- [Problem]
Repeat the listing in full. Nothing may be added or left out.

- [Saved entries]
————
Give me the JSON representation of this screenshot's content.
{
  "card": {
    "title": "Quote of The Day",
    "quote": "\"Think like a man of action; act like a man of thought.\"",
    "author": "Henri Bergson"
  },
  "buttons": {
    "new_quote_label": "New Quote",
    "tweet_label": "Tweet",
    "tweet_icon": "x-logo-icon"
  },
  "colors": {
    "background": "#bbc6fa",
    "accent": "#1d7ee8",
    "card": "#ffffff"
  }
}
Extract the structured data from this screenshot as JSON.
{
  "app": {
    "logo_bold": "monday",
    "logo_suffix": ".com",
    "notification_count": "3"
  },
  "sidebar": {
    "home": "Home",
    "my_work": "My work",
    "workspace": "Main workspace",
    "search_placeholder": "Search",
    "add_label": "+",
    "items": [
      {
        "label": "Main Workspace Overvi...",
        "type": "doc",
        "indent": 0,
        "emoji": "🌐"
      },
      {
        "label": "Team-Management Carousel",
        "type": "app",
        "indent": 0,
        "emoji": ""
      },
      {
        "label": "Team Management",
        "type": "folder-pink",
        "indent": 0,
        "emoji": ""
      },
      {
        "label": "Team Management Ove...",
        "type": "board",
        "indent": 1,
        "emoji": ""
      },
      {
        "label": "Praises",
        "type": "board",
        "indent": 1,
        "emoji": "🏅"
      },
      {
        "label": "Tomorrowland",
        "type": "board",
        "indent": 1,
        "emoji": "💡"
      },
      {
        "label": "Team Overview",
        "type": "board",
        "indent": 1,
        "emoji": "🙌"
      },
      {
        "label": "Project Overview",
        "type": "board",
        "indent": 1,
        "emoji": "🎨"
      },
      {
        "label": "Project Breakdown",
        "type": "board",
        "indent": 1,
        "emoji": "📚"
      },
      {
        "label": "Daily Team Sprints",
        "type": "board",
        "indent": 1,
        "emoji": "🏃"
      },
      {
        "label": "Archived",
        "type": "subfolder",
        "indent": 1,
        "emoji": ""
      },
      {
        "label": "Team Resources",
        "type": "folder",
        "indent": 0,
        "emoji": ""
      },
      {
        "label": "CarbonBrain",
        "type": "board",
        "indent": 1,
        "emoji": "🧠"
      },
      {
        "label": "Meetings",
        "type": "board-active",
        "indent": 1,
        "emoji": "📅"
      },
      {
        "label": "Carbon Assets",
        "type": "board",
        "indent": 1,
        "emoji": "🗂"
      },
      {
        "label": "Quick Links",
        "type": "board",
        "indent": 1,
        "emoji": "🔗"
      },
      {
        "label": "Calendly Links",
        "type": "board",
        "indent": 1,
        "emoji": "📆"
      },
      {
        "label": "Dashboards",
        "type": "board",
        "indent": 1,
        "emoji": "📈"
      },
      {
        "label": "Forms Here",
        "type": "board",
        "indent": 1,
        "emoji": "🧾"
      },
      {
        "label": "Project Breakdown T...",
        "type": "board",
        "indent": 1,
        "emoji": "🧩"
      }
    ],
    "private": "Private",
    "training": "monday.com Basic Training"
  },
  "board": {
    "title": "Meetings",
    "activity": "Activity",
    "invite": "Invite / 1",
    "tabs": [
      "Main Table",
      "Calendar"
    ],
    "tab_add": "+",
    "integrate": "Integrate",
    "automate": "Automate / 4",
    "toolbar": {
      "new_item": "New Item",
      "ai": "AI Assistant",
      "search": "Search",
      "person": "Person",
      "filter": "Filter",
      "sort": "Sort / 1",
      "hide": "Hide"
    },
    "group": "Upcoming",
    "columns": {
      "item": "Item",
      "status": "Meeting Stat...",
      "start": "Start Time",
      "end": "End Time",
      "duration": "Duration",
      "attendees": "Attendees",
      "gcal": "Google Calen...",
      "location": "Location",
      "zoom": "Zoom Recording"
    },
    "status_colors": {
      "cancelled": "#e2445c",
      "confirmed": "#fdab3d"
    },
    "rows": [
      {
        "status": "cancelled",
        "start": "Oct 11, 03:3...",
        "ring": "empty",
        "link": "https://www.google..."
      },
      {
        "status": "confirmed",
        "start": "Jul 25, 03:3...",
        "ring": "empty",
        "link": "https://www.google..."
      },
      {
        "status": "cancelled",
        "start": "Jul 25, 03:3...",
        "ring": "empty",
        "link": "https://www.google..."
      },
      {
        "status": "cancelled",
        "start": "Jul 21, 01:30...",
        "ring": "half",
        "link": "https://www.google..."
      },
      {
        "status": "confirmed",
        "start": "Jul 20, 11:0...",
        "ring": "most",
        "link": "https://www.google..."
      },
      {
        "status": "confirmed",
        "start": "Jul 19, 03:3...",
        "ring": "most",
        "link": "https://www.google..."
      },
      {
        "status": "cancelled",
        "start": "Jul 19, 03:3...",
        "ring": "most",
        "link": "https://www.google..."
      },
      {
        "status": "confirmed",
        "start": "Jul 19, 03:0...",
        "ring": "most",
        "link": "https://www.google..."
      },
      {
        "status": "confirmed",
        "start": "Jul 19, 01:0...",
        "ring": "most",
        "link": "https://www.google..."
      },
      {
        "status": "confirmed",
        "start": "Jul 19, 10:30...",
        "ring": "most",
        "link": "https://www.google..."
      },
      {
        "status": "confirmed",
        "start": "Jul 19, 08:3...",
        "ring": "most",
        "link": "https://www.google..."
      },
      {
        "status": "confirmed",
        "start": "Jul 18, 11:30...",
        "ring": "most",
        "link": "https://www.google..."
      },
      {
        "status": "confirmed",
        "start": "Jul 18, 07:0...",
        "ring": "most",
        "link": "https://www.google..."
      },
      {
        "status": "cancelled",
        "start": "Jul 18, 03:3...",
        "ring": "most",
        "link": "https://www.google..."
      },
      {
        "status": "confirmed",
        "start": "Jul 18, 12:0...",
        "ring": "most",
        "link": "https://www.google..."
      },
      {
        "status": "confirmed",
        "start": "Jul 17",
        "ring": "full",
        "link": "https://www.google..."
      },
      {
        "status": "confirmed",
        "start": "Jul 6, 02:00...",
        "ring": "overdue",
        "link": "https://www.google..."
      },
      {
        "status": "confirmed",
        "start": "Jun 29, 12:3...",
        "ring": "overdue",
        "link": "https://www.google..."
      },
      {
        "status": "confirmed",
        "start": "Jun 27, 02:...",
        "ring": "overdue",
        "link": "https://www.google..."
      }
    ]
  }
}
————
- [Exercise result]
Give me the JSON representation of this screenshot's content.
{
  "card": {
    "title": "Quote of The Day",
    "quote": "\"Think like a man of action; act like a man of thought.\"",
    "author": "Henri Bergson"
  },
  "buttons": {
    "new_quote_label": "New Quote",
    "tweet_label": "Tweet",
    "tweet_icon": "x-logo-icon"
  },
  "colors": {
    "background": "#bbc6fa",
    "accent": "#1d7ee8",
    "card": "#ffffff"
  }
}
Extract the structured data from this screenshot as JSON.
{
  "app": {
    "logo_bold": "monday",
    "logo_suffix": ".com",
    "notification_count": "3"
  },
  "sidebar": {
    "home": "Home",
    "my_work": "My work",
    "workspace": "Main workspace",
    "search_placeholder": "Search",
    "add_label": "+",
    "items": [
      {
        "label": "Main Workspace Overvi...",
        "type": "doc",
        "indent": 0,
        "emoji": "🌐"
      },
      {
        "label": "Team-Management Carousel",
        "type": "app",
        "indent": 0,
        "emoji": ""
      },
      {
        "label": "Team Management",
        "type": "folder-pink",
        "indent": 0,
        "emoji": ""
      },
      {
        "label": "Team Management Ove...",
        "type": "board",
        "indent": 1,
        "emoji": ""
      },
      {
        "label": "Praises",
        "type": "board",
        "indent": 1,
        "emoji": "🏅"
      },
      {
        "label": "Tomorrowland",
        "type": "board",
        "indent": 1,
        "emoji": "💡"
      },
      {
        "label": "Team Overview",
        "type": "board",
        "indent": 1,
        "emoji": "🙌"
      },
      {
        "label": "Project Overview",
        "type": "board",
        "indent": 1,
        "emoji": "🎨"
      },
      {
        "label": "Project Breakdown",
        "type": "board",
        "indent": 1,
        "emoji": "📚"
      },
      {
        "label": "Daily Team Sprints",
        "type": "board",
        "indent": 1,
        "emoji": "🏃"
      },
      {
        "label": "Archived",
        "type": "subfolder",
        "indent": 1,
        "emoji": ""
      },
      {
        "label": "Team Resources",
        "type": "folder",
        "indent": 0,
        "emoji": ""
      },
      {
        "label": "CarbonBrain",
        "type": "board",
        "indent": 1,
        "emoji": "🧠"
      },
      {
        "label": "Meetings",
        "type": "board-active",
        "indent": 1,
        "emoji": "📅"
      },
      {
        "label": "Carbon Assets",
        "type": "board",
        "indent": 1,
        "emoji": "🗂"
      },
      {
        "label": "Quick Links",
        "type": "board",
        "indent": 1,
        "emoji": "🔗"
      },
      {
        "label": "Calendly Links",
        "type": "board",
        "indent": 1,
        "emoji": "📆"
      },
      {
        "label": "Dashboards",
        "type": "board",
        "indent": 1,
        "emoji": "📈"
      },
      {
        "label": "Forms Here",
        "type": "board",
        "indent": 1,
        "emoji": "🧾"
      },
      {
        "label": "Project Breakdown T...",
        "type": "board",
        "indent": 1,
        "emoji": "🧩"
      }
    ],
    "private": "Private",
    "training": "monday.com Basic Training"
  },
  "board": {
    "title": "Meetings",
    "activity": "Activity",
    "invite": "Invite / 1",
    "tabs": [
      "Main Table",
      "Calendar"
    ],
    "tab_add": "+",
    "integrate": "Integrate",
    "automate": "Automate / 4",
    "toolbar": {
      "new_item": "New Item",
      "ai": "AI Assistant",
      "search": "Search",
      "person": "Person",
      "filter": "Filter",
      "sort": "Sort / 1",
      "hide": "Hide"
    },
    "group": "Upcoming",
    "columns": {
      "item": "Item",
      "status": "Meeting Stat...",
      "start": "Start Time",
      "end": "End Time",
      "duration": "Duration",
      "attendees": "Attendees",
      "gcal": "Google Calen...",
      "location": "Location",
      "zoom": "Zoom Recording"
    },
    "status_colors": {
      "cancelled": "#e2445c",
      "confirmed": "#fdab3d"
    },
    "rows": [
      {
        "status": "cancelled",
        "start": "Oct 11, 03:3...",
        "ring": "empty",
        "link": "https://www.google..."
      },
      {
        "status": "confirmed",
        "start": "Jul 25, 03:3...",
        "ring": "empty",
        "link": "https://www.google..."
      },
      {
        "status": "cancelled",
        "start": "Jul 25, 03:3...",
        "ring": "empty",
        "link": "https://www.google..."
      },
      {
        "status": "cancelled",
        "start": "Jul 21, 01:30...",
        "ring": "half",
        "link": "https://www.google..."
      },
      {
        "status": "confirmed",
        "start": "Jul 20, 11:0...",
        "ring": "most",
        "link": "https://www.google..."
      },
      {
        "status": "confirmed",
        "start": "Jul 19, 03:3...",
        "ring": "most",
        "link": "https://www.google..."
      },
      {
        "status": "cancelled",
        "start": "Jul 19, 03:3...",
        "ring": "most",
        "link": "https://www.google..."
      },
      {
        "status": "confirmed",
        "start": "Jul 19, 03:0...",
        "ring": "most",
        "link": "https://www.google..."
      },
      {
        "status": "confirmed",
        "start": "Jul 19, 01:0...",
        "ring": "most",
        "link": "https://www.google..."
      },
      {
        "status": "confirmed",
        "start": "Jul 19, 10:30...",
        "ring": "most",
        "link": "https://www.google..."
      },
      {
        "status": "confirmed",
        "start": "Jul 19, 08:3...",
        "ring": "most",
        "link": "https://www.google..."
      },
      {
        "status": "confirmed",
        "start": "Jul 18, 11:30...",
        "ring": "most",
        "link": "https://www.google..."
      },
      {
        "status": "confirmed",
        "start": "Jul 18, 07:0...",
        "ring": "most",
        "link": "https://www.google..."
      },
      {
        "status": "cancelled",
        "start": "Jul 18, 03:3...",
        "ring": "most",
        "link": "https://www.google..."
      },
      {
        "status": "confirmed",
        "start": "Jul 18, 12:0...",
        "ring": "most",
        "link": "https://www.google..."
      },
      {
        "status": "confirmed",
        "start": "Jul 17",
        "ring": "full",
        "link": "https://www.google..."
      },
      {
        "status": "confirmed",
        "start": "Jul 6, 02:00...",
        "ring": "overdue",
        "link": "https://www.google..."
      },
      {
        "status": "confirmed",
        "start": "Jun 29, 12:3...",
        "ring": "overdue",
        "link": "https://www.google..."
      },
      {
        "status": "confirmed",
        "start": "Jun 27, 02:...",
        "ring": "overdue",
        "link": "https://www.google..."
      }
    ]
  }
}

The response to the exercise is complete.